● What you need to do:
Lines containing the word "description" are to be located and copied.

——————

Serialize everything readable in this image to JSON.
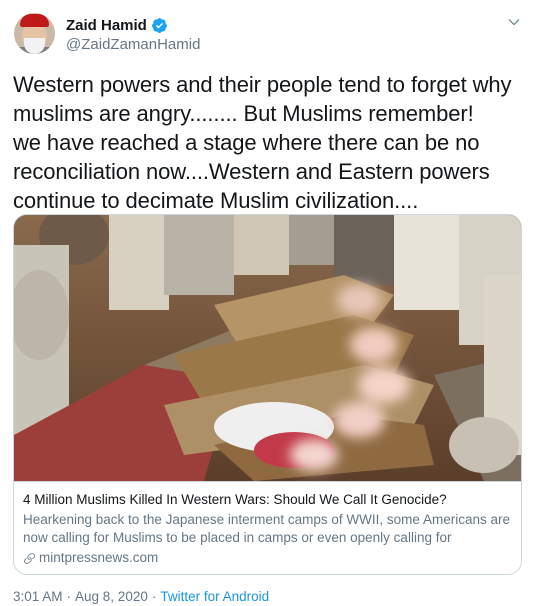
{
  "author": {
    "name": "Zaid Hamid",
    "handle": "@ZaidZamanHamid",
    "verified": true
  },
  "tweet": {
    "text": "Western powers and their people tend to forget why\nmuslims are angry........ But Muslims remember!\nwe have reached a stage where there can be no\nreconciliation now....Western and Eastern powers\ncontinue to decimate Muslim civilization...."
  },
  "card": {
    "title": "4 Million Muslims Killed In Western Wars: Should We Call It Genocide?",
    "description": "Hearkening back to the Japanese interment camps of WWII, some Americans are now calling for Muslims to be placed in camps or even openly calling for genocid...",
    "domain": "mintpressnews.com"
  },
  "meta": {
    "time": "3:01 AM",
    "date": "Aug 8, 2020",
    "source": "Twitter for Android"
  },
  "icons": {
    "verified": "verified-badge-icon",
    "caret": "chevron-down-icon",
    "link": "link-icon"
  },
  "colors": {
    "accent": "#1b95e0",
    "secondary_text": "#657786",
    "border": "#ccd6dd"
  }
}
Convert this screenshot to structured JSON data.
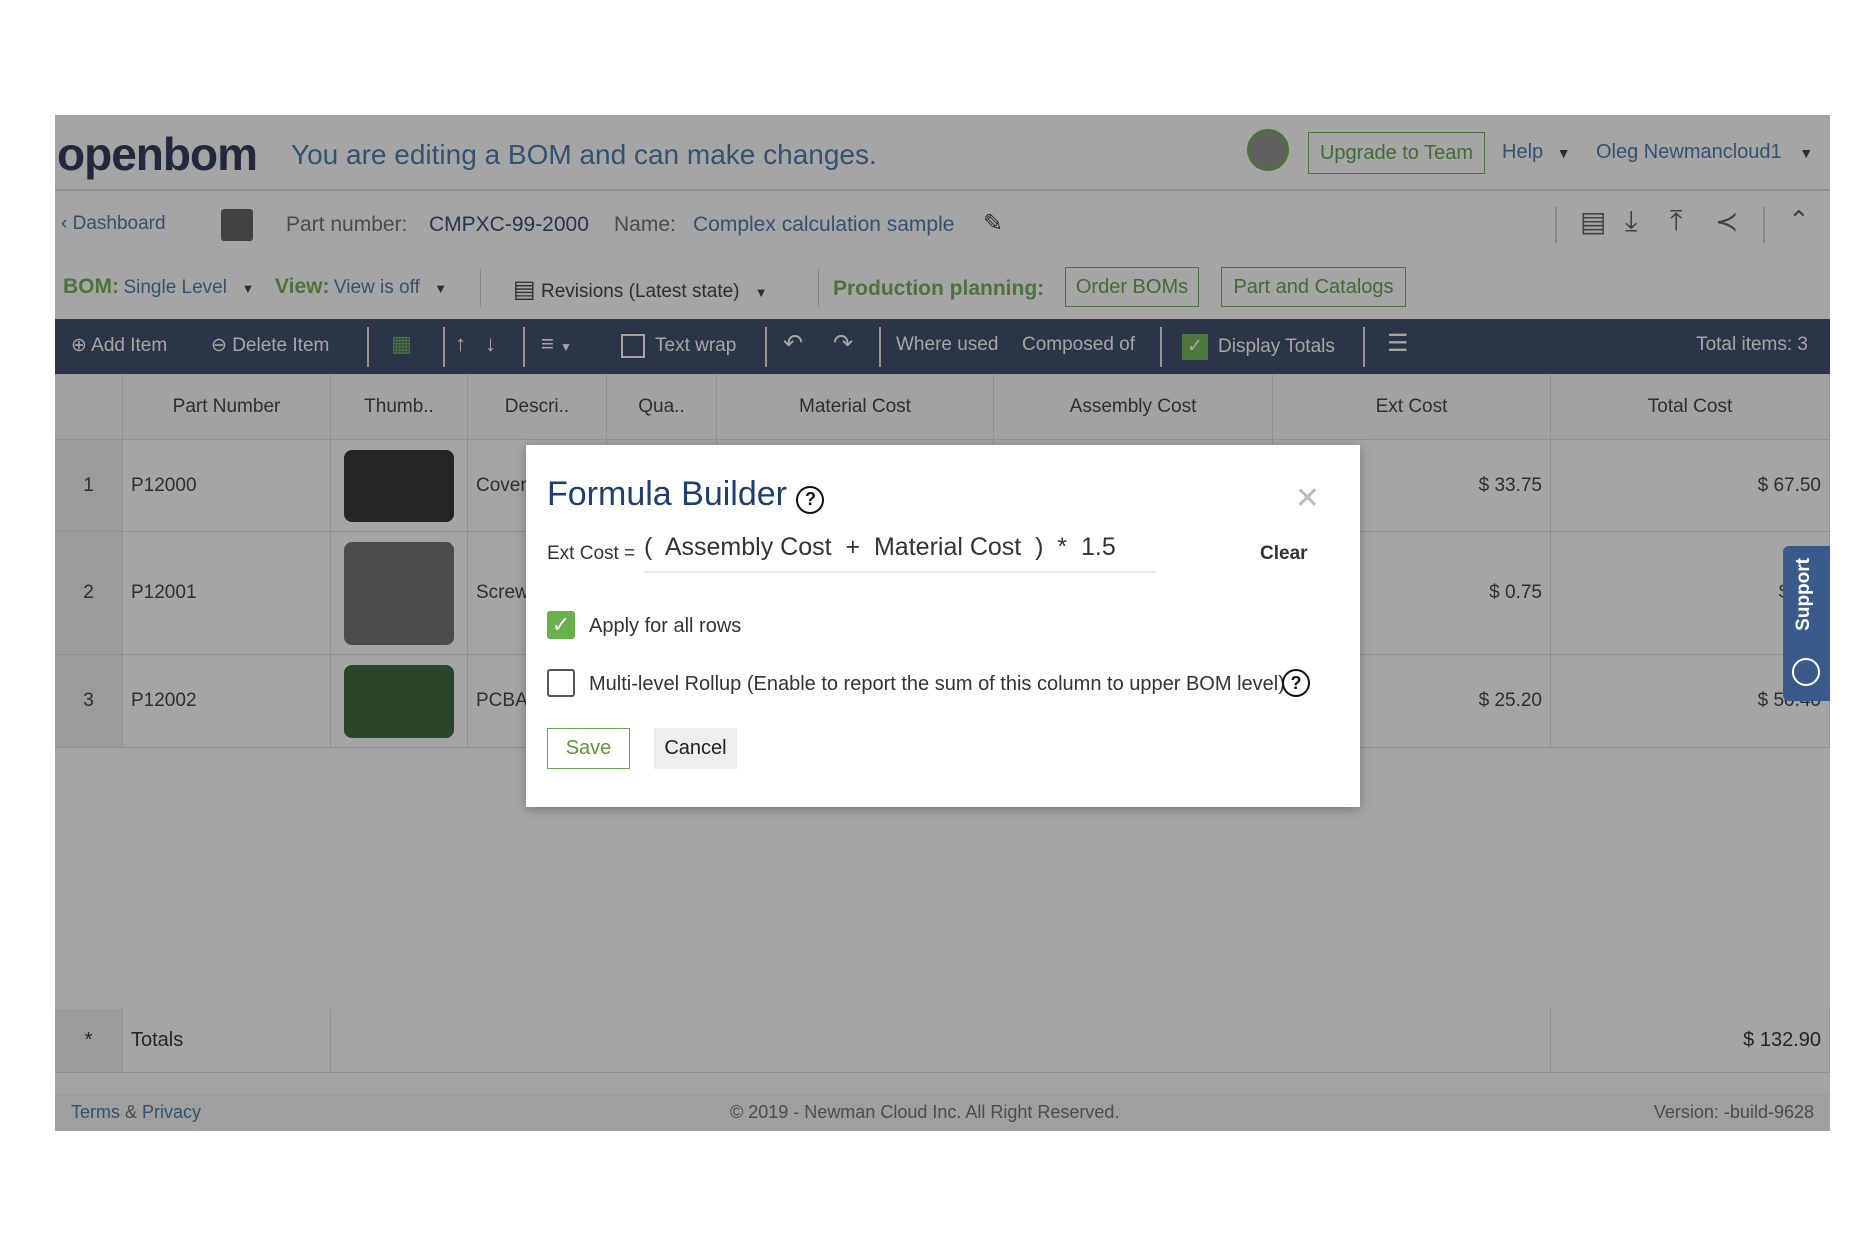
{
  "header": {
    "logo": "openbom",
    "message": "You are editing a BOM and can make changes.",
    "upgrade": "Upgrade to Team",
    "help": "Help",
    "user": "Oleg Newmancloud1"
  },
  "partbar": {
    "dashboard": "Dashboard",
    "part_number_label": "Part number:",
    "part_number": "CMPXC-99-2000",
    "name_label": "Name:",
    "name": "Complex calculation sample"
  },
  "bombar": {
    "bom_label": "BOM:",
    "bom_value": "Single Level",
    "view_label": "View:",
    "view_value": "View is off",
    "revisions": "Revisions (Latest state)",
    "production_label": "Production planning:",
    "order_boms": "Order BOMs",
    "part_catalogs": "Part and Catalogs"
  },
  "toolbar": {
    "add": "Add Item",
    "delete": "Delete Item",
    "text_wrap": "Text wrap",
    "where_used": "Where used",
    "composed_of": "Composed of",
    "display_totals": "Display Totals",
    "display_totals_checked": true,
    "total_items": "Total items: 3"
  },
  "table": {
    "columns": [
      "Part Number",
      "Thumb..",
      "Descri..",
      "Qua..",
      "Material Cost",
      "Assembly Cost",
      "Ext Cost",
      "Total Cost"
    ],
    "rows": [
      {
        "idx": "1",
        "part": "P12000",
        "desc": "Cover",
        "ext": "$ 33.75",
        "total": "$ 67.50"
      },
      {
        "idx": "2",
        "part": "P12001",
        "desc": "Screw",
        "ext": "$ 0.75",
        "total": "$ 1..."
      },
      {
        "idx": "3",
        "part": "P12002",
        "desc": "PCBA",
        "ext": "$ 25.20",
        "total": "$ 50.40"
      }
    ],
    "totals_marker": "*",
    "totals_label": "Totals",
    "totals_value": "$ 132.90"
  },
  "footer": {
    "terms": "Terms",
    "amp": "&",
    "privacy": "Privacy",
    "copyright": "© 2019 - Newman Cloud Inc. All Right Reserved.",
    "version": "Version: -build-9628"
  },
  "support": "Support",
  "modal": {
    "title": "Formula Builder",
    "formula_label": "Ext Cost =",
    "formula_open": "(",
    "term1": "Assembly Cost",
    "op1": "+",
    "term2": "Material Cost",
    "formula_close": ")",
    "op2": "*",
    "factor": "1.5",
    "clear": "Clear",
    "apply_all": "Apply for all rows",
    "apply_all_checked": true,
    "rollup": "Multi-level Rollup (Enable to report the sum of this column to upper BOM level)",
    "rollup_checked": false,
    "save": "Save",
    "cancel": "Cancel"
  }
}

——————

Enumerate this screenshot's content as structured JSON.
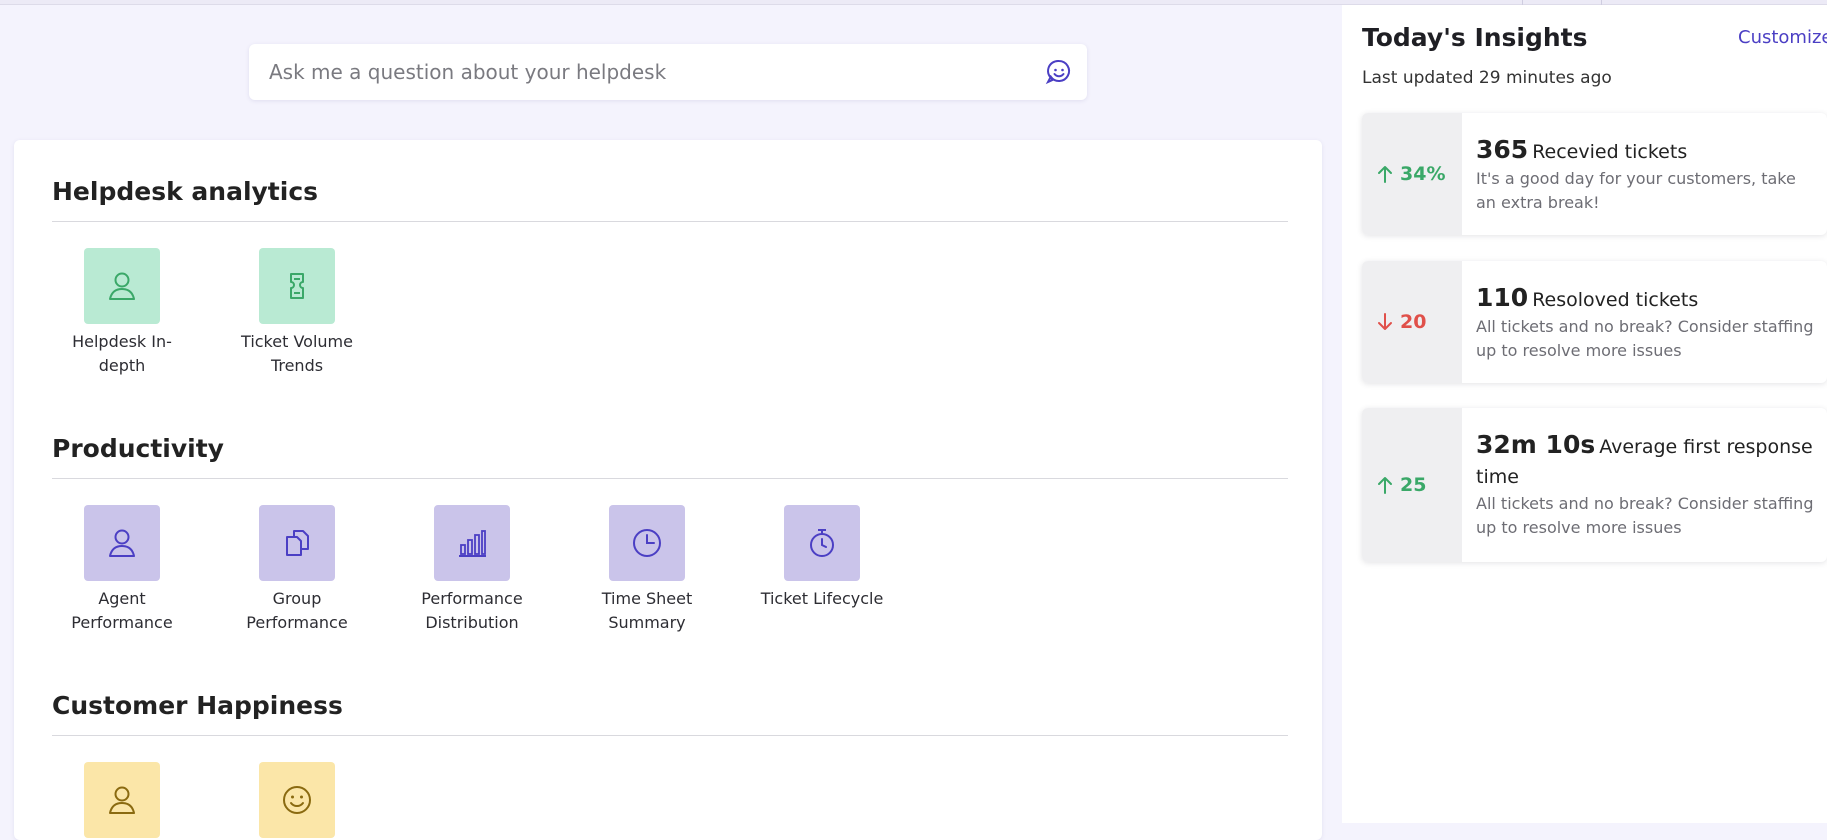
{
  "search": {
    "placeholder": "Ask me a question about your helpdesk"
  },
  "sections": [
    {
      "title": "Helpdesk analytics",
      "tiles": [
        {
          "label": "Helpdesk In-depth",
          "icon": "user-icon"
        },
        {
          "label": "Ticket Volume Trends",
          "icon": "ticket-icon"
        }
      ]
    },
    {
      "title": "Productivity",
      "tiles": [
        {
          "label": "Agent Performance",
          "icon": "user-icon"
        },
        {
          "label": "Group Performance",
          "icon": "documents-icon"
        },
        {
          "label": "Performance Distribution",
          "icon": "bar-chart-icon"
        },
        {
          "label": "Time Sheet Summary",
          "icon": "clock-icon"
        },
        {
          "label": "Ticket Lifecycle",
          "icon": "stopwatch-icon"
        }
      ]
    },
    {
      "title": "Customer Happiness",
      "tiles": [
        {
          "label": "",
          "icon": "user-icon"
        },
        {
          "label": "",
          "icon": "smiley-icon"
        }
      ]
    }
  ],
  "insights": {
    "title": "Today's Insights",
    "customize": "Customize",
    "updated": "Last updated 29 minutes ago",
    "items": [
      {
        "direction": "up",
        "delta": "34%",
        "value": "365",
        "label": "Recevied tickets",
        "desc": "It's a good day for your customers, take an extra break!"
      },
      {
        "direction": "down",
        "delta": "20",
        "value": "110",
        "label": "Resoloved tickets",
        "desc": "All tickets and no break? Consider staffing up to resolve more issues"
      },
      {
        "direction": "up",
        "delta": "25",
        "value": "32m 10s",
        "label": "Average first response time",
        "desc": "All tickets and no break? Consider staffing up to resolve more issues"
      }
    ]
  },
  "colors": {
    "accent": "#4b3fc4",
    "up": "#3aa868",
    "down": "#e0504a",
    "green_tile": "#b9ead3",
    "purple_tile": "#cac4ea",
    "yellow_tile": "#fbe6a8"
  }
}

——————

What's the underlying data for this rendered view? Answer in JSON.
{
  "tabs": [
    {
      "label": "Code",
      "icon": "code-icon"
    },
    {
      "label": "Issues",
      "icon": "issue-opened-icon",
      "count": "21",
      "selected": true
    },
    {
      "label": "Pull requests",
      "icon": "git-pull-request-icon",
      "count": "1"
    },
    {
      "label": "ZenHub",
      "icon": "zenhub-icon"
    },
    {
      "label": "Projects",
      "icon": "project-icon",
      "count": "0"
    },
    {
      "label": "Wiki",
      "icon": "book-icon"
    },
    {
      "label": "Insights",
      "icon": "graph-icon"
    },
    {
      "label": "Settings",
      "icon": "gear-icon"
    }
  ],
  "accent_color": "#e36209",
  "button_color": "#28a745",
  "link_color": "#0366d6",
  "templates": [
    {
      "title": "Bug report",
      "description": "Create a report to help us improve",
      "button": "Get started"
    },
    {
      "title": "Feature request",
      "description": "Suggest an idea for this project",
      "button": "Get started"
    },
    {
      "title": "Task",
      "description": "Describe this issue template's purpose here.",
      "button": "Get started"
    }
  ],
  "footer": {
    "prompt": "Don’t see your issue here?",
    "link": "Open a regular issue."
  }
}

——————

● Problem solution:
    "description": "Hearkening back to the Japanese interment camps of WWII, some Americans are now calling for Muslims to be placed in camps or even openly calling for genocid...",
      "description": "Create a report to help us improve",
      "description": "Suggest an idea for this project",
      "description": "Describe this issue template's purpose here.",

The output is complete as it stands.